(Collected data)
= = = =

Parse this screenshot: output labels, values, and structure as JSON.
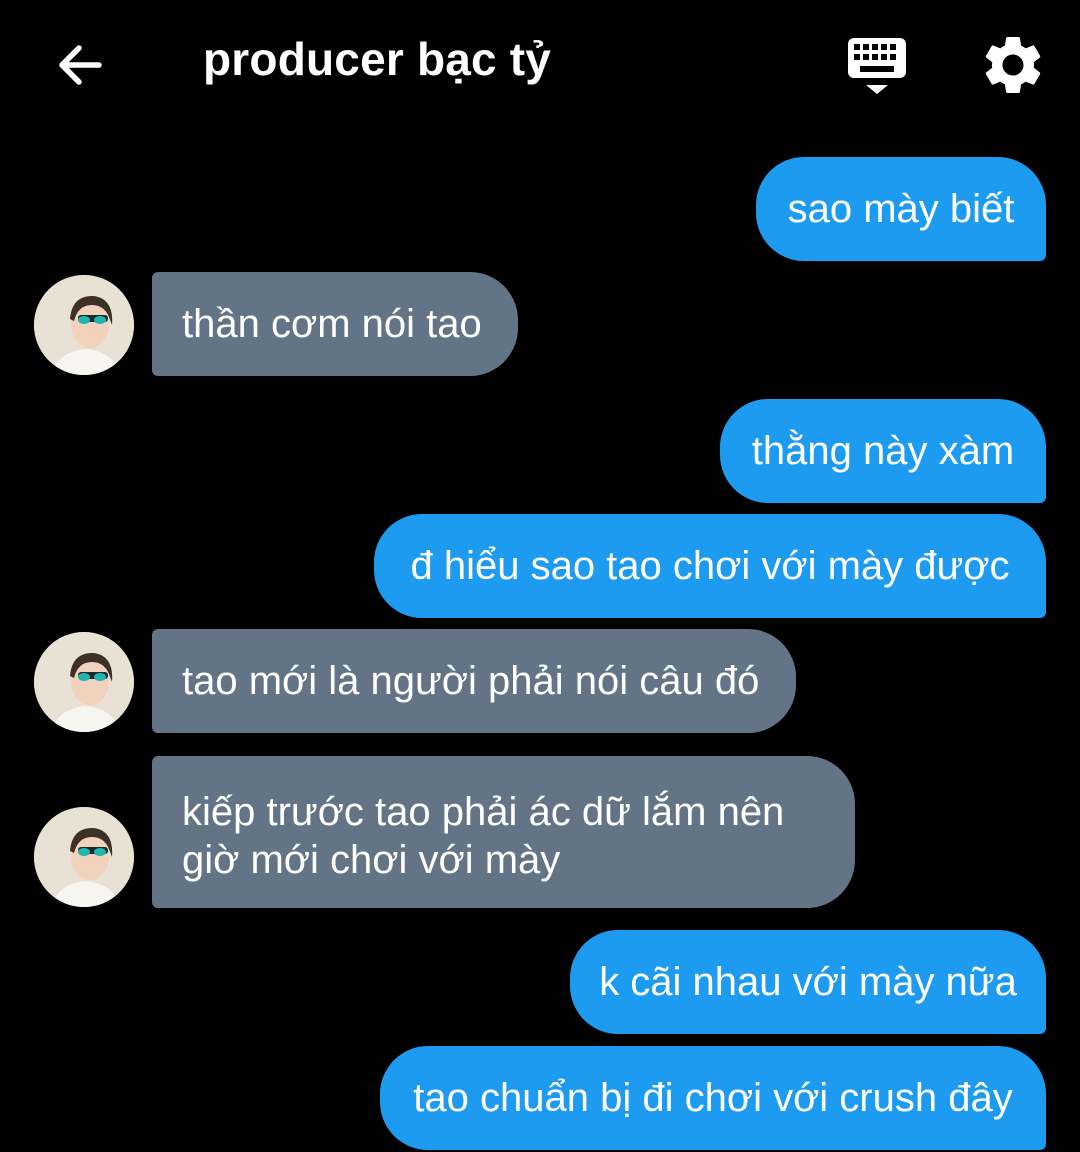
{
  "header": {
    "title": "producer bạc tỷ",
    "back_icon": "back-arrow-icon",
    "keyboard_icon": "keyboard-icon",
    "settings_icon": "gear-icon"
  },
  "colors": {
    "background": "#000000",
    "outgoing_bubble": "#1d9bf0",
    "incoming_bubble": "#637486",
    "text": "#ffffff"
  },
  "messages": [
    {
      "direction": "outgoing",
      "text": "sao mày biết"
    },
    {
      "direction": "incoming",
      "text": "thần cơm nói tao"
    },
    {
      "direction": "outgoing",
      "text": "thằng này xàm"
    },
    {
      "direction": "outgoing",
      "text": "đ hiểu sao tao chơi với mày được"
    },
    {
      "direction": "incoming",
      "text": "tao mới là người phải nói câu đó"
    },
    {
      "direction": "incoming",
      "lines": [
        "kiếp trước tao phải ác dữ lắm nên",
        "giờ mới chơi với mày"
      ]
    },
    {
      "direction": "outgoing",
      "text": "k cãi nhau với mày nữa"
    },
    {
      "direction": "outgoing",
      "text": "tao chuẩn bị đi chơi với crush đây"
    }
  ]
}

= = = =

## EXERCISE DETAILS
Give only the number of lines in the data that include the string "chơi".

## TASK RESULT
3